_Task to complete_. Copy the data exactly as it appears, and do not include any pictures.

_ _ _ _

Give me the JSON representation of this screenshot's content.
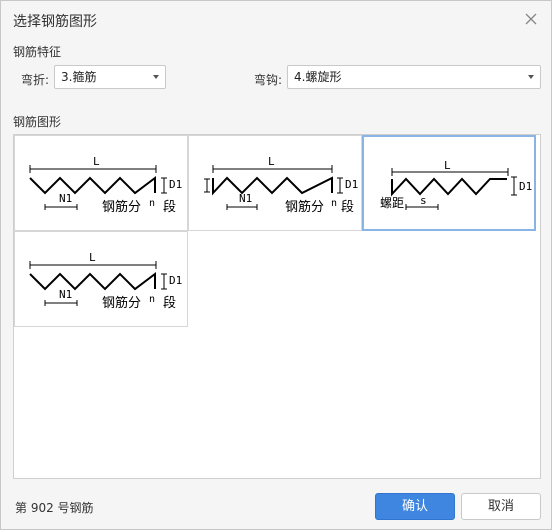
{
  "dialog": {
    "title": "选择钢筋图形",
    "close_glyph": "✕"
  },
  "features": {
    "section_label": "钢筋特征",
    "bend_label": "弯折:",
    "bend_value": "3.箍筋",
    "hook_label": "弯钩:",
    "hook_value": "4.螺旋形"
  },
  "shapes": {
    "section_label": "钢筋图形",
    "items": [
      {
        "L": "L",
        "D1": "D1",
        "N1": "N1",
        "note_prefix": "钢筋分",
        "note_n": "n",
        "note_suffix": "段"
      },
      {
        "L": "L",
        "D1": "D1",
        "N1": "N1",
        "note_prefix": "钢筋分",
        "note_n": "n",
        "note_suffix": "段"
      },
      {
        "L": "L",
        "D1": "D1",
        "pitch_label": "螺距",
        "s": "s"
      },
      {
        "L": "L",
        "D1": "D1",
        "N1": "N1",
        "note_prefix": "钢筋分",
        "note_n": "n",
        "note_suffix": "段"
      }
    ],
    "selected_index": 2
  },
  "footer": {
    "status": "第 902 号钢筋",
    "confirm_label": "确认",
    "cancel_label": "取消"
  },
  "colors": {
    "primary": "#3e86e0",
    "selected_border": "#8ab4e6"
  }
}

_ _ _ _

_Exercise output_.
Give me the JSON representation of this screenshot's content.
{
  "dialog": {
    "title": "选择钢筋图形",
    "close_glyph": "✕"
  },
  "features": {
    "section_label": "钢筋特征",
    "bend_label": "弯折:",
    "bend_value": "3.箍筋",
    "hook_label": "弯钩:",
    "hook_value": "4.螺旋形"
  },
  "shapes": {
    "section_label": "钢筋图形",
    "items": [
      {
        "L": "L",
        "D1": "D1",
        "N1": "N1",
        "note_prefix": "钢筋分",
        "note_n": "n",
        "note_suffix": "段"
      },
      {
        "L": "L",
        "D1": "D1",
        "N1": "N1",
        "note_prefix": "钢筋分",
        "note_n": "n",
        "note_suffix": "段"
      },
      {
        "L": "L",
        "D1": "D1",
        "pitch_label": "螺距",
        "s": "s"
      },
      {
        "L": "L",
        "D1": "D1",
        "N1": "N1",
        "note_prefix": "钢筋分",
        "note_n": "n",
        "note_suffix": "段"
      }
    ],
    "selected_index": 2
  },
  "footer": {
    "status": "第 902 号钢筋",
    "confirm_label": "确认",
    "cancel_label": "取消"
  },
  "colors": {
    "primary": "#3e86e0",
    "selected_border": "#8ab4e6"
  }
}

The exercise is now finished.